It appears as though the civility thing is here to stay, as is this new “knowledge” thing. The President, while selling his stimulus bill to all of us, did not degenerate to partisan sniping. Oh, sure, he took a few good shots at “those who got us into this mess” (I’m paraphrasing), but this was not the focus. The focus was on getting a bill passed and the money flowing into our cash-starved economy.

President Obama is on the road selling the stimulus package in areas hardest hit by the current recession and his sales pitch is good and appealing. People are lining up for hours to see and hear him. Less than a month into his presidency, President Obama is already making a dramatic impact in terms of his ability to instill confidence and to allay fears in a really uncertain and scary time.

Of course, popularity, oratory skill and political savvy don’t mean anything without substance and I think this President has it all. Listening to his answers last night left me secure in my belief that this guy really is up to this job, that he is smart and that he has a plan to move forward economically, militarily and indeed politically. I’m sleeping better than I have in eight years.

February 3, 2009, 8:30 P.M.

I thought we won the election? Senator Tom Daschle withdrew his name from consideration as Health and Human Services Secretary today. The President accepted responsibility for appointing Daschle, acknowledging that he screwed up, and that there are not two sets of rules and that mistakes are going to be made.

To me it was refreshing to hear the President admit that a mistake was made. It allows us to move forward without having the matter drawn out unnecessarily. What is important here is the future of health care reform in this country and we can’t afford the distraction of Daschle’s personal mistakes.

For the most part, I am pleased with the first two weeks of the Presidency. We hear from our President every day. He is showing us that he is on top of issues and that he can manage the number of crisis situations which he has inherited, and that he can juggle a few unexpected ones as well.

I have to say that the Judd Gregg appointment leaves me a little concerned. It’s not because Gregg isn’t a good choice, I think he is. I also have to say that Gregg has shown some real leadership on the environment, and real independence from the Bush administration on a few issues. My problem is in the deal between Gregg and Governor John Lynch over Gregg’s Senate seat.

Apparently, Gregg made a deal with Lynch so that Gregg took the job in the Cabinet, contingent upon a promise by Lynch to appoint a Republican to fill Gregg’s Senate seat.

I thought the Democrats won here. Why should our Democratic Governor agree to such a deal? The only thing he should have agreed to is appointing the best person for the job defined as the best Senator to represent New Hampshire. New Hampshire, in case anyone hasn’t noticed, is a solid Blue State today and I expect that, if asked, the majority would support the appointment of a Democrat to fill the seat. Judd Gregg is a popular, moderate, Republican Senator. He will make a good Commerce Secretary. He should not, however, condition his service on anything, and Lynch shouldn’t have sold out his appointment power. Goodness knows what he gets out of the deal. We will have to stay tuned to find that out.

.....

WHAT TO DO
A – From the commentary on President Obama's first weeks, quote the stretch from "For the most" through "over Gregg’s Senate seat.".
B – Using the commentary on President Obama's first weeks, answer these:
(i) For which post did Senator Tom Daschle withdraw his name from consideration?
(ii) What did Governor John Lynch promise Judd Gregg in their deal?
(iii) Which Cabinet job does the writer say Gregg will do well in?

MATERIAL SHOWN
.....

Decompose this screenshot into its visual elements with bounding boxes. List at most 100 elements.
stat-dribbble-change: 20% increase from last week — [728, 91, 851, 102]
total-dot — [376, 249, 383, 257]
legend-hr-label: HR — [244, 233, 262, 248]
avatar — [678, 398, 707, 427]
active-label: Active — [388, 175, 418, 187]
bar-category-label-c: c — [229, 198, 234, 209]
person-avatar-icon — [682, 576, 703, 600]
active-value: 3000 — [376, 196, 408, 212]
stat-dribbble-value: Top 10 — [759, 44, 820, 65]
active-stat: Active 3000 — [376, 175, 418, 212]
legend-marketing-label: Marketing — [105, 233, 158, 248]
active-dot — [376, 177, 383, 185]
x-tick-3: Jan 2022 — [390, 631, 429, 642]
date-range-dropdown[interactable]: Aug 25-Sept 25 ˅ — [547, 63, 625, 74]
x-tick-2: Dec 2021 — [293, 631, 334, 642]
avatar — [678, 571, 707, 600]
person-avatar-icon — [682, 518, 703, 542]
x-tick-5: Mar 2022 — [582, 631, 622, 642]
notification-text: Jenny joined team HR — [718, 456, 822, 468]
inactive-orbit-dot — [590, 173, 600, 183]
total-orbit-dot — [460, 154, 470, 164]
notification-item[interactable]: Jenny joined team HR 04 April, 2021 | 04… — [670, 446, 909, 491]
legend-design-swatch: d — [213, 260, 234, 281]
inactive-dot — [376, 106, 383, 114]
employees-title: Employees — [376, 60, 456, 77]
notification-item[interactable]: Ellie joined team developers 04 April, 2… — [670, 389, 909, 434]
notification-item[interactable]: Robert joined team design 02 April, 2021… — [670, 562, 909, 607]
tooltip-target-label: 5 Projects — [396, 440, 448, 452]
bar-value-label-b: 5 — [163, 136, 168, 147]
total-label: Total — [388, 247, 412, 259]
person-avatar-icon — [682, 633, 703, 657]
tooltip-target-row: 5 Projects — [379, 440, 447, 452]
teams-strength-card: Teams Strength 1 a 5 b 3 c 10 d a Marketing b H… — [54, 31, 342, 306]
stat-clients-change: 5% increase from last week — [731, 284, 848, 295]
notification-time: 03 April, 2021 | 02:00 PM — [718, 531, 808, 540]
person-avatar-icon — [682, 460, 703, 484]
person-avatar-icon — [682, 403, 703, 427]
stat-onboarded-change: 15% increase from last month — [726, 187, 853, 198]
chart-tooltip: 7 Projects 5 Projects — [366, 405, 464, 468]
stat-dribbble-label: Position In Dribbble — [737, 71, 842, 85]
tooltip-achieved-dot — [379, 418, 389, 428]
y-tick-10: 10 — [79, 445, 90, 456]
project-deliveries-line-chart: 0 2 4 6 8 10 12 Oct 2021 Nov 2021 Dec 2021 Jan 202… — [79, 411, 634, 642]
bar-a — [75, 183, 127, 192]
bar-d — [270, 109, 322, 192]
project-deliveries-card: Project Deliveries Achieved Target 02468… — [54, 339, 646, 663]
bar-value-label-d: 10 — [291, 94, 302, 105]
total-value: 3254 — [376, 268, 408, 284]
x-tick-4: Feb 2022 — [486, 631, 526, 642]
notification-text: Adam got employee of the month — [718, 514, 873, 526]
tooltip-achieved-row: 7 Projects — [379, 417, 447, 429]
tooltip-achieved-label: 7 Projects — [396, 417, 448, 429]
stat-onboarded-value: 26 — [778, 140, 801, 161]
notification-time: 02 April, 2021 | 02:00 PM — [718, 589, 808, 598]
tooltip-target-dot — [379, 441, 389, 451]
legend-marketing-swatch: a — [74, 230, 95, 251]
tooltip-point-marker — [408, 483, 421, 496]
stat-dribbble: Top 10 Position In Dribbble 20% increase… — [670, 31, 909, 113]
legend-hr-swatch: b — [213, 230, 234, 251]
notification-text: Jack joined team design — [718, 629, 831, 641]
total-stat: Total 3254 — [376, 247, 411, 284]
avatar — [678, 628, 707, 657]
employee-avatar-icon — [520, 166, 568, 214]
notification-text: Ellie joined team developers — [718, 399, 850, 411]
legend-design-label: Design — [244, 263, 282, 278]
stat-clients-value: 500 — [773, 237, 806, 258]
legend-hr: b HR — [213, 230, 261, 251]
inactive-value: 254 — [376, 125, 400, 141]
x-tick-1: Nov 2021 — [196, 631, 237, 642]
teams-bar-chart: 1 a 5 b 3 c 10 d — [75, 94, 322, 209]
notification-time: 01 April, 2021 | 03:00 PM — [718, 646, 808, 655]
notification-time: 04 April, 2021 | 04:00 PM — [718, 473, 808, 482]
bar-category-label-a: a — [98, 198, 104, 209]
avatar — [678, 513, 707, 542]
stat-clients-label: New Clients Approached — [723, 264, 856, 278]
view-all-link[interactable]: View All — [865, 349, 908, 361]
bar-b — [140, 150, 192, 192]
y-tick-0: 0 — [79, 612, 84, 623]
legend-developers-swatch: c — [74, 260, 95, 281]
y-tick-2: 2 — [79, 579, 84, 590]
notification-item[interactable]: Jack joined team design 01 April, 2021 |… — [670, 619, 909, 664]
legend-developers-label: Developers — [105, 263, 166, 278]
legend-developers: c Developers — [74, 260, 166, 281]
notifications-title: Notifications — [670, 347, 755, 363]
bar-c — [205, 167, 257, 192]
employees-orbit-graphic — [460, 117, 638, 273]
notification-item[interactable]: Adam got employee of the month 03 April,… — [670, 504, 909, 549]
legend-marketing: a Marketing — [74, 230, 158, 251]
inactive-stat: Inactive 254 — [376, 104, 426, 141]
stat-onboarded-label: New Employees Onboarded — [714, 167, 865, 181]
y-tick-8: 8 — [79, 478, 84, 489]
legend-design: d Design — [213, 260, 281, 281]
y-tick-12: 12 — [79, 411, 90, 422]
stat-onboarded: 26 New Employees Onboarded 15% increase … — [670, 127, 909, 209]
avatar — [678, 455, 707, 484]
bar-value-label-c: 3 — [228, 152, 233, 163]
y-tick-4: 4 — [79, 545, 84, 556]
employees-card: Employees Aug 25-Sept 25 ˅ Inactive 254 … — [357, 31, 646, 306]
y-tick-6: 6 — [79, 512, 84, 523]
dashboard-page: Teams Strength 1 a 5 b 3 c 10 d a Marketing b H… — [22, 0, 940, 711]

.....

RESPONSES BY ITEM NUMBER
A –
For the most part, I am pleased with the first two weeks of the Presidency. We hear from our President every day. He is showing us that he is on top of issues and that he can manage the number of crisis situations which he has inherited, and that he can juggle a few unexpected ones as well.

I have to say that the Judd Gregg appointment leaves me a little concerned. It’s not because Gregg isn’t a good choice, I think he is. I also have to say that Gregg has shown some real leadership on the environment, and real independence from the Bush administration on a few issues. My problem is in the deal between Gregg and Governor John Lynch over Gregg’s Senate seat.

B –
(i) Health and Human Services Secretary
(ii) To appoint a Republican to fill Gregg's Senate seat
(iii) Commerce Secretary